Entries taken from a collection

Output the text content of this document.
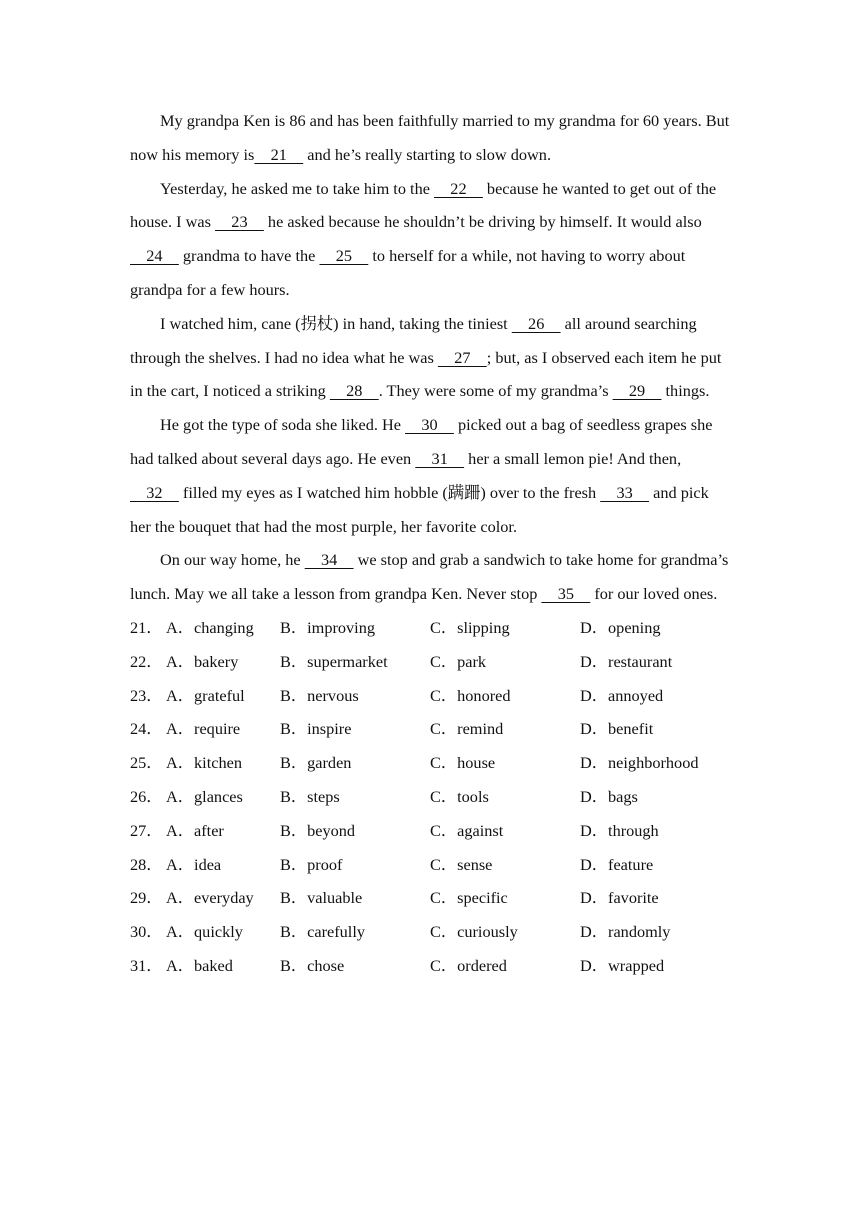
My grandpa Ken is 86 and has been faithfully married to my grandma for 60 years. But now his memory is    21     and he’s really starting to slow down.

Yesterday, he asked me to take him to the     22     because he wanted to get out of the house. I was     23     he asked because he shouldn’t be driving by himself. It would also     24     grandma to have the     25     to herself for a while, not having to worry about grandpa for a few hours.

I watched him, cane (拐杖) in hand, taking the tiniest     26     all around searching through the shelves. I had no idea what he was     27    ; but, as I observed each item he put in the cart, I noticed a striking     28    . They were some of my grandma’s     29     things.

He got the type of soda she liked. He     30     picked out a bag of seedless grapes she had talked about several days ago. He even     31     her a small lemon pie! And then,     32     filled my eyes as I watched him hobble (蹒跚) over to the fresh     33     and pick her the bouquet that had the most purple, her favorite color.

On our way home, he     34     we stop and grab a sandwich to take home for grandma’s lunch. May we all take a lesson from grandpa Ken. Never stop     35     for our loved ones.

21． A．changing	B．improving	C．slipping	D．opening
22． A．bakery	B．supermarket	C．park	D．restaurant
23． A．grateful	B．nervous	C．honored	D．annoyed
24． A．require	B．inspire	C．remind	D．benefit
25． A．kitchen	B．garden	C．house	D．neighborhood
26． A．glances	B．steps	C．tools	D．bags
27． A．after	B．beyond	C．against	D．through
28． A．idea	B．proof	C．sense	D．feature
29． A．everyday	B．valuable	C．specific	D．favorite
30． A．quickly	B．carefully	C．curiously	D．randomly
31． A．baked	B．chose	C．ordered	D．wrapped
==
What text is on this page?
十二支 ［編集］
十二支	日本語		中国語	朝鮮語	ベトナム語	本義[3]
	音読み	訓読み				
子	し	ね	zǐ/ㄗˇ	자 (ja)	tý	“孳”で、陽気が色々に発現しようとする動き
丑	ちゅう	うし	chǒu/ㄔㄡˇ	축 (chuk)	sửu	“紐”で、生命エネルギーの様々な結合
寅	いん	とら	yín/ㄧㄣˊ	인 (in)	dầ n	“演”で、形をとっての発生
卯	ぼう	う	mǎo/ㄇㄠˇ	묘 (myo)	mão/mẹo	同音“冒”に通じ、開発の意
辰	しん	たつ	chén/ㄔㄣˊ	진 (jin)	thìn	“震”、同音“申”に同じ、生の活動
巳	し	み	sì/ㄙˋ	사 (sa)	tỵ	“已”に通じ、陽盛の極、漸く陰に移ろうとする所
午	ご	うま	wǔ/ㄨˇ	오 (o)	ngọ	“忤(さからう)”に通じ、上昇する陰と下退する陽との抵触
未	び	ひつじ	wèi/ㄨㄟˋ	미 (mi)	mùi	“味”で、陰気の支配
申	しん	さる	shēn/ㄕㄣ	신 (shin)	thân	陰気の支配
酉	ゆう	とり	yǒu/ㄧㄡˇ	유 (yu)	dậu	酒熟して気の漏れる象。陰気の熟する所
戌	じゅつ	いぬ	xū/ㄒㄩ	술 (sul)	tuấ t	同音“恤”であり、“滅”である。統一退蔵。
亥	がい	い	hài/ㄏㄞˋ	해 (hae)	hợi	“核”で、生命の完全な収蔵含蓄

DIRECTIVE:
Pick out all the lines with the word "this" in them and copy them.

THE OUTPUT:
Output the text content of this document.
What text is on this page?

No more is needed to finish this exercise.